Figure content listings:
start

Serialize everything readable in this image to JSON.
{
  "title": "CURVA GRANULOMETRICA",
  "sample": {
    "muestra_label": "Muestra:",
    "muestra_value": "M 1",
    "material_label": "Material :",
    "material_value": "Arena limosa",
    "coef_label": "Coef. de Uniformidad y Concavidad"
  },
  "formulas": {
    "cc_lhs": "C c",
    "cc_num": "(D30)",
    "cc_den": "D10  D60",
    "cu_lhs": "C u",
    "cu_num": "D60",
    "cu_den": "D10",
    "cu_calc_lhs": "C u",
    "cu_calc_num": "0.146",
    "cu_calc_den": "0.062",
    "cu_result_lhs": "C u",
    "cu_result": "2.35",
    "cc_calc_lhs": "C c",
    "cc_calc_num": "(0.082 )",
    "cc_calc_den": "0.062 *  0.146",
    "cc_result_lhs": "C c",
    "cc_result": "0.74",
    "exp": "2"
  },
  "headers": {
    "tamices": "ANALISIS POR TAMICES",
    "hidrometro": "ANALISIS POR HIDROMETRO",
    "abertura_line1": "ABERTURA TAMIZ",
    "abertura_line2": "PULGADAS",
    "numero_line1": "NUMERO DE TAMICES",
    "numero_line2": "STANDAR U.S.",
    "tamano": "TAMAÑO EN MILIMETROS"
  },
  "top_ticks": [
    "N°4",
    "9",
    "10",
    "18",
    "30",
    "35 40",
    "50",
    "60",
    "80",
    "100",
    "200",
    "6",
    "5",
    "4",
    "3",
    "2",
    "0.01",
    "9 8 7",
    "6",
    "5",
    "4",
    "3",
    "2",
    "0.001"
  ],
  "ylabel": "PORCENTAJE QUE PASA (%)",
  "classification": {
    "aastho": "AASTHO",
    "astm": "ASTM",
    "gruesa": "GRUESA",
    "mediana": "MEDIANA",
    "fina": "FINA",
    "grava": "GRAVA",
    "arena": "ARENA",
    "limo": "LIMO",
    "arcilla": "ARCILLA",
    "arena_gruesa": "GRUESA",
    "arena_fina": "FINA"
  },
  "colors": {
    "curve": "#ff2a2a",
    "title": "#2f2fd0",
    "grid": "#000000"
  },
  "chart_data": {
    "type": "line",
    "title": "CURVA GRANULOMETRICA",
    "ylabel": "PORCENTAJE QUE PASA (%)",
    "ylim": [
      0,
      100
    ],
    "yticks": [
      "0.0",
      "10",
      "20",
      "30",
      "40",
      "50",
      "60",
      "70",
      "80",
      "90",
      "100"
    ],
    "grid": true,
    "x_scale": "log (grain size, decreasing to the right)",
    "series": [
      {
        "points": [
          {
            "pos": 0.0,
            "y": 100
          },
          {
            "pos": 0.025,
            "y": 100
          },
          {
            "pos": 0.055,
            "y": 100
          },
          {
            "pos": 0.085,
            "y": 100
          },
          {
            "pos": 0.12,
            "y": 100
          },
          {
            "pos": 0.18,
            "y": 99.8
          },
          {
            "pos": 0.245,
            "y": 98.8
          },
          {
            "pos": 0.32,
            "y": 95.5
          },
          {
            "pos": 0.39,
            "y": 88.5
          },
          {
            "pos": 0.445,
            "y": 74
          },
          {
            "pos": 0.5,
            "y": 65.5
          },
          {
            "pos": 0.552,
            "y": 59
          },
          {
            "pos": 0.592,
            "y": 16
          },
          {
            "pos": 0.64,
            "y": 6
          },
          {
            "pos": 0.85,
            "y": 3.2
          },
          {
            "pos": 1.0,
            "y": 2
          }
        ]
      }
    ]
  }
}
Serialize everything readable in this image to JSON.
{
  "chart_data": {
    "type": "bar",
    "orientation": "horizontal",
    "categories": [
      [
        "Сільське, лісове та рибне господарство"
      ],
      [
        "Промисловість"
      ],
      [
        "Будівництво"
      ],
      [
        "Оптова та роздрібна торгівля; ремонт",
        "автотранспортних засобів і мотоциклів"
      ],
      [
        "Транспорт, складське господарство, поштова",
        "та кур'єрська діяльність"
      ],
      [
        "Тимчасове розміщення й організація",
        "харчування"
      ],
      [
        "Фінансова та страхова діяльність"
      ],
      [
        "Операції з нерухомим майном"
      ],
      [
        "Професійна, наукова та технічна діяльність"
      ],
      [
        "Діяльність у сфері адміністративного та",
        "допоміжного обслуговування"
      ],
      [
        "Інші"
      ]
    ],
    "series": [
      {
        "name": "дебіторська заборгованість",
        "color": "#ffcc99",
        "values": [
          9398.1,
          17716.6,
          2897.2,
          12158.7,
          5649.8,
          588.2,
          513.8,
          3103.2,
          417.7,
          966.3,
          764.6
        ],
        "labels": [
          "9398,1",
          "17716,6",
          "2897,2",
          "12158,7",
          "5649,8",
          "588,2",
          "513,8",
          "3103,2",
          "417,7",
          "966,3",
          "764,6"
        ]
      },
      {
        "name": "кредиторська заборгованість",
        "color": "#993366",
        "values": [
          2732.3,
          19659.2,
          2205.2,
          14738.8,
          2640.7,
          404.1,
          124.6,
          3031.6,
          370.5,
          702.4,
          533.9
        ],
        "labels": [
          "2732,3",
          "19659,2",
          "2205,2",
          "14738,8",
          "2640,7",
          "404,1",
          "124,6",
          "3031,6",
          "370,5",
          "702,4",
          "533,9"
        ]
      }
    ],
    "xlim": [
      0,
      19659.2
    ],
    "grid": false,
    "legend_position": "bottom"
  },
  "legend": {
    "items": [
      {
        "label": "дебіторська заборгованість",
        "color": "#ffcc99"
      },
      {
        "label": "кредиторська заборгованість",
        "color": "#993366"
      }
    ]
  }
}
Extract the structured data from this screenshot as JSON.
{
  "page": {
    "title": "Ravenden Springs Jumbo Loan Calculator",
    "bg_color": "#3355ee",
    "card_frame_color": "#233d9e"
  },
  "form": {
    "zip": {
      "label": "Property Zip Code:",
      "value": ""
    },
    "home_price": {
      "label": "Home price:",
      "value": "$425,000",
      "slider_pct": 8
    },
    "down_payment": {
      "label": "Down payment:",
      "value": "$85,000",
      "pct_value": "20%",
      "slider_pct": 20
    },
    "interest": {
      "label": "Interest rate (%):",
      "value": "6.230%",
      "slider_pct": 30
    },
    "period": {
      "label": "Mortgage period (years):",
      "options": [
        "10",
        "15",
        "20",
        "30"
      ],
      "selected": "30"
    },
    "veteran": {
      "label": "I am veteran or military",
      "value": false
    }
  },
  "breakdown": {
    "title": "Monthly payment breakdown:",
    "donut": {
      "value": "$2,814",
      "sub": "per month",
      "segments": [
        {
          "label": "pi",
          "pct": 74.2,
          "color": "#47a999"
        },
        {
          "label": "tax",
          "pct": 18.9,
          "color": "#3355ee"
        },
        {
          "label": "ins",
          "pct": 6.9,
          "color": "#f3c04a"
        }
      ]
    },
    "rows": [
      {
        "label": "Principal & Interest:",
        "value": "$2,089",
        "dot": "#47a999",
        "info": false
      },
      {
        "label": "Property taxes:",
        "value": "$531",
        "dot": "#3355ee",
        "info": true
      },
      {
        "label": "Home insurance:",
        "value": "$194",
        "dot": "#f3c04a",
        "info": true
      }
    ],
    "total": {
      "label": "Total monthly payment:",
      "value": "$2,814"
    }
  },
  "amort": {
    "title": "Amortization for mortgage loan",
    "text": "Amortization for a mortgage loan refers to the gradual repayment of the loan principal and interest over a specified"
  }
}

end

» Work instructions
Write out every line from the records above, word for word.

» Solution to this task
Serialize everything readable in this image to JSON.
{
  "title": "CURVA GRANULOMETRICA",
  "sample": {
    "muestra_label": "Muestra:",
    "muestra_value": "M 1",
    "material_label": "Material :",
    "material_value": "Arena limosa",
    "coef_label": "Coef. de Uniformidad y Concavidad"
  },
  "formulas": {
    "cc_lhs": "C c",
    "cc_num": "(D30)",
    "cc_den": "D10  D60",
    "cu_lhs": "C u",
    "cu_num": "D60",
    "cu_den": "D10",
    "cu_calc_lhs": "C u",
    "cu_calc_num": "0.146",
    "cu_calc_den": "0.062",
    "cu_result_lhs": "C u",
    "cu_result": "2.35",
    "cc_calc_lhs": "C c",
    "cc_calc_num": "(0.082 )",
    "cc_calc_den": "0.062 *  0.146",
    "cc_result_lhs": "C c",
    "cc_result": "0.74",
    "exp": "2"
  },
  "headers": {
    "tamices": "ANALISIS POR TAMICES",
    "hidrometro": "ANALISIS POR HIDROMETRO",
    "abertura_line1": "ABERTURA TAMIZ",
    "abertura_line2": "PULGADAS",
    "numero_line1": "NUMERO DE TAMICES",
    "numero_line2": "STANDAR U.S.",
    "tamano": "TAMAÑO EN MILIMETROS"
  },
  "top_ticks": [
    "N°4",
    "9",
    "10",
    "18",
    "30",
    "35 40",
    "50",
    "60",
    "80",
    "100",
    "200",
    "6",
    "5",
    "4",
    "3",
    "2",
    "0.01",
    "9 8 7",
    "6",
    "5",
    "4",
    "3",
    "2",
    "0.001"
  ],
  "ylabel": "PORCENTAJE QUE PASA (%)",
  "classification": {
    "aastho": "AASTHO",
    "astm": "ASTM",
    "gruesa": "GRUESA",
    "mediana": "MEDIANA",
    "fina": "FINA",
    "grava": "GRAVA",
    "arena": "ARENA",
    "limo": "LIMO",
    "arcilla": "ARCILLA",
    "arena_gruesa": "GRUESA",
    "arena_fina": "FINA"
  },
  "colors": {
    "curve": "#ff2a2a",
    "title": "#2f2fd0",
    "grid": "#000000"
  },
  "chart_data": {
    "type": "line",
    "title": "CURVA GRANULOMETRICA",
    "ylabel": "PORCENTAJE QUE PASA (%)",
    "ylim": [
      0,
      100
    ],
    "yticks": [
      "0.0",
      "10",
      "20",
      "30",
      "40",
      "50",
      "60",
      "70",
      "80",
      "90",
      "100"
    ],
    "grid": true,
    "x_scale": "log (grain size, decreasing to the right)",
    "series": [
      {
        "points": [
          {
            "pos": 0.0,
            "y": 100
          },
          {
            "pos": 0.025,
            "y": 100
          },
          {
            "pos": 0.055,
            "y": 100
          },
          {
            "pos": 0.085,
            "y": 100
          },
          {
            "pos": 0.12,
            "y": 100
          },
          {
            "pos": 0.18,
            "y": 99.8
          },
          {
            "pos": 0.245,
            "y": 98.8
          },
          {
            "pos": 0.32,
            "y": 95.5
          },
          {
            "pos": 0.39,
            "y": 88.5
          },
          {
            "pos": 0.445,
            "y": 74
          },
          {
            "pos": 0.5,
            "y": 65.5
          },
          {
            "pos": 0.552,
            "y": 59
          },
          {
            "pos": 0.592,
            "y": 16
          },
          {
            "pos": 0.64,
            "y": 6
          },
          {
            "pos": 0.85,
            "y": 3.2
          },
          {
            "pos": 1.0,
            "y": 2
          }
        ]
      }
    ]
  }
}
Serialize everything readable in this image to JSON.
{
  "chart_data": {
    "type": "bar",
    "orientation": "horizontal",
    "categories": [
      [
        "Сільське, лісове та рибне господарство"
      ],
      [
        "Промисловість"
      ],
      [
        "Будівництво"
      ],
      [
        "Оптова та роздрібна торгівля; ремонт",
        "автотранспортних засобів і мотоциклів"
      ],
      [
        "Транспорт, складське господарство, поштова",
        "та кур'єрська діяльність"
      ],
      [
        "Тимчасове розміщення й організація",
        "харчування"
      ],
      [
        "Фінансова та страхова діяльність"
      ],
      [
        "Операції з нерухомим майном"
      ],
      [
        "Професійна, наукова та технічна діяльність"
      ],
      [
        "Діяльність у сфері адміністративного та",
        "допоміжного обслуговування"
      ],
      [
        "Інші"
      ]
    ],
    "series": [
      {
        "name": "дебіторська заборгованість",
        "color": "#ffcc99",
        "values": [
          9398.1,
          17716.6,
          2897.2,
          12158.7,
          5649.8,
          588.2,
          513.8,
          3103.2,
          417.7,
          966.3,
          764.6
        ],
        "labels": [
          "9398,1",
          "17716,6",
          "2897,2",
          "12158,7",
          "5649,8",
          "588,2",
          "513,8",
          "3103,2",
          "417,7",
          "966,3",
          "764,6"
        ]
      },
      {
        "name": "кредиторська заборгованість",
        "color": "#993366",
        "values": [
          2732.3,
          19659.2,
          2205.2,
          14738.8,
          2640.7,
          404.1,
          124.6,
          3031.6,
          370.5,
          702.4,
          533.9
        ],
        "labels": [
          "2732,3",
          "19659,2",
          "2205,2",
          "14738,8",
          "2640,7",
          "404,1",
          "124,6",
          "3031,6",
          "370,5",
          "702,4",
          "533,9"
        ]
      }
    ],
    "xlim": [
      0,
      19659.2
    ],
    "grid": false,
    "legend_position": "bottom"
  },
  "legend": {
    "items": [
      {
        "label": "дебіторська заборгованість",
        "color": "#ffcc99"
      },
      {
        "label": "кредиторська заборгованість",
        "color": "#993366"
      }
    ]
  }
}
Extract the structured data from this screenshot as JSON.
{
  "page": {
    "title": "Ravenden Springs Jumbo Loan Calculator",
    "bg_color": "#3355ee",
    "card_frame_color": "#233d9e"
  },
  "form": {
    "zip": {
      "label": "Property Zip Code:",
      "value": ""
    },
    "home_price": {
      "label": "Home price:",
      "value": "$425,000",
      "slider_pct": 8
    },
    "down_payment": {
      "label": "Down payment:",
      "value": "$85,000",
      "pct_value": "20%",
      "slider_pct": 20
    },
    "interest": {
      "label": "Interest rate (%):",
      "value": "6.230%",
      "slider_pct": 30
    },
    "period": {
      "label": "Mortgage period (years):",
      "options": [
        "10",
        "15",
        "20",
        "30"
      ],
      "selected": "30"
    },
    "veteran": {
      "label": "I am veteran or military",
      "value": false
    }
  },
  "breakdown": {
    "title": "Monthly payment breakdown:",
    "donut": {
      "value": "$2,814",
      "sub": "per month",
      "segments": [
        {
          "label": "pi",
          "pct": 74.2,
          "color": "#47a999"
        },
        {
          "label": "tax",
          "pct": 18.9,
          "color": "#3355ee"
        },
        {
          "label": "ins",
          "pct": 6.9,
          "color": "#f3c04a"
        }
      ]
    },
    "rows": [
      {
        "label": "Principal & Interest:",
        "value": "$2,089",
        "dot": "#47a999",
        "info": false
      },
      {
        "label": "Property taxes:",
        "value": "$531",
        "dot": "#3355ee",
        "info": true
      },
      {
        "label": "Home insurance:",
        "value": "$194",
        "dot": "#f3c04a",
        "info": true
      }
    ],
    "total": {
      "label": "Total monthly payment:",
      "value": "$2,814"
    }
  },
  "amort": {
    "title": "Amortization for mortgage loan",
    "text": "Amortization for a mortgage loan refers to the gradual repayment of the loan principal and interest over a specified"
  }
}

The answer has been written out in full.